→ Goal: Give the data a second time, exactly and in full.
## begin
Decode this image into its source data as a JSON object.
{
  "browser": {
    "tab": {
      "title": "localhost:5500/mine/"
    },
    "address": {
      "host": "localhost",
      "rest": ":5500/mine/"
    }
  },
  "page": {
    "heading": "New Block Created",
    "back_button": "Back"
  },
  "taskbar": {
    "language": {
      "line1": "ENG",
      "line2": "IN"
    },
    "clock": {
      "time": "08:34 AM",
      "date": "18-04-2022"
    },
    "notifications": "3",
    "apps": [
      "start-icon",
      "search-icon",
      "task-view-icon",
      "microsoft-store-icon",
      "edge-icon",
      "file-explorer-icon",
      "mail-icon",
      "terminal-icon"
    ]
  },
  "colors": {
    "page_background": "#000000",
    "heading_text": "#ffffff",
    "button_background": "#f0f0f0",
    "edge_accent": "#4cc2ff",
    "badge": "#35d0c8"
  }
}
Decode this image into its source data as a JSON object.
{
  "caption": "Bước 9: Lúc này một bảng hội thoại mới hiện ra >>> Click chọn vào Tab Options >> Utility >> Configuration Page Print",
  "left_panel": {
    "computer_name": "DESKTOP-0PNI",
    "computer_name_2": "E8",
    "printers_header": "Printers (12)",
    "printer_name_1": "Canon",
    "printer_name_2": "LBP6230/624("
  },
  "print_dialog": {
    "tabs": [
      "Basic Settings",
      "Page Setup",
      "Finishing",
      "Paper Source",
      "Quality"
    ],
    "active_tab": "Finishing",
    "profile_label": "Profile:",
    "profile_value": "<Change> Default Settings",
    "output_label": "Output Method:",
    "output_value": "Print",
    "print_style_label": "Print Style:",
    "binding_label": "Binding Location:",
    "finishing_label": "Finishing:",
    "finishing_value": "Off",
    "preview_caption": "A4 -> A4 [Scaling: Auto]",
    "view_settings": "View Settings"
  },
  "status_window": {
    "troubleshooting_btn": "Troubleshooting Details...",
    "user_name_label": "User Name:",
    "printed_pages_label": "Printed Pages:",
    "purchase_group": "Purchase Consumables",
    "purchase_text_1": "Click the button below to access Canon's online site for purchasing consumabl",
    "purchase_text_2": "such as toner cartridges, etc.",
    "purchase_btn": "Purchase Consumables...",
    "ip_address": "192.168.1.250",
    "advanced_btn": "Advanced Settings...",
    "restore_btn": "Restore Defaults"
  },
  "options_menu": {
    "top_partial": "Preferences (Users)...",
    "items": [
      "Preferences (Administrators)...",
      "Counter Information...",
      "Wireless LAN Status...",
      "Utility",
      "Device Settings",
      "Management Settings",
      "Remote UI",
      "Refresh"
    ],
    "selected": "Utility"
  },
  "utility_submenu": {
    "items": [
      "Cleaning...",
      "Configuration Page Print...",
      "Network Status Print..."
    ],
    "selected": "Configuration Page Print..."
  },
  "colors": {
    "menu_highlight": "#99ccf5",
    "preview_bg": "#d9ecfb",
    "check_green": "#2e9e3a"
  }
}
## end
→ Answer for this exercise:
Decode this image into its source data as a JSON object.
{
  "browser": {
    "tab": {
      "title": "localhost:5500/mine/"
    },
    "address": {
      "host": "localhost",
      "rest": ":5500/mine/"
    }
  },
  "page": {
    "heading": "New Block Created",
    "back_button": "Back"
  },
  "taskbar": {
    "language": {
      "line1": "ENG",
      "line2": "IN"
    },
    "clock": {
      "time": "08:34 AM",
      "date": "18-04-2022"
    },
    "notifications": "3",
    "apps": [
      "start-icon",
      "search-icon",
      "task-view-icon",
      "microsoft-store-icon",
      "edge-icon",
      "file-explorer-icon",
      "mail-icon",
      "terminal-icon"
    ]
  },
  "colors": {
    "page_background": "#000000",
    "heading_text": "#ffffff",
    "button_background": "#f0f0f0",
    "edge_accent": "#4cc2ff",
    "badge": "#35d0c8"
  }
}
Decode this image into its source data as a JSON object.
{
  "caption": "Bước 9: Lúc này một bảng hội thoại mới hiện ra >>> Click chọn vào Tab Options >> Utility >> Configuration Page Print",
  "left_panel": {
    "computer_name": "DESKTOP-0PNI",
    "computer_name_2": "E8",
    "printers_header": "Printers (12)",
    "printer_name_1": "Canon",
    "printer_name_2": "LBP6230/624("
  },
  "print_dialog": {
    "tabs": [
      "Basic Settings",
      "Page Setup",
      "Finishing",
      "Paper Source",
      "Quality"
    ],
    "active_tab": "Finishing",
    "profile_label": "Profile:",
    "profile_value": "<Change> Default Settings",
    "output_label": "Output Method:",
    "output_value": "Print",
    "print_style_label": "Print Style:",
    "binding_label": "Binding Location:",
    "finishing_label": "Finishing:",
    "finishing_value": "Off",
    "preview_caption": "A4 -> A4 [Scaling: Auto]",
    "view_settings": "View Settings"
  },
  "status_window": {
    "troubleshooting_btn": "Troubleshooting Details...",
    "user_name_label": "User Name:",
    "printed_pages_label": "Printed Pages:",
    "purchase_group": "Purchase Consumables",
    "purchase_text_1": "Click the button below to access Canon's online site for purchasing consumabl",
    "purchase_text_2": "such as toner cartridges, etc.",
    "purchase_btn": "Purchase Consumables...",
    "ip_address": "192.168.1.250",
    "advanced_btn": "Advanced Settings...",
    "restore_btn": "Restore Defaults"
  },
  "options_menu": {
    "top_partial": "Preferences (Users)...",
    "items": [
      "Preferences (Administrators)...",
      "Counter Information...",
      "Wireless LAN Status...",
      "Utility",
      "Device Settings",
      "Management Settings",
      "Remote UI",
      "Refresh"
    ],
    "selected": "Utility"
  },
  "utility_submenu": {
    "items": [
      "Cleaning...",
      "Configuration Page Print...",
      "Network Status Print..."
    ],
    "selected": "Configuration Page Print..."
  },
  "colors": {
    "menu_highlight": "#99ccf5",
    "preview_bg": "#d9ecfb",
    "check_green": "#2e9e3a"
  }
}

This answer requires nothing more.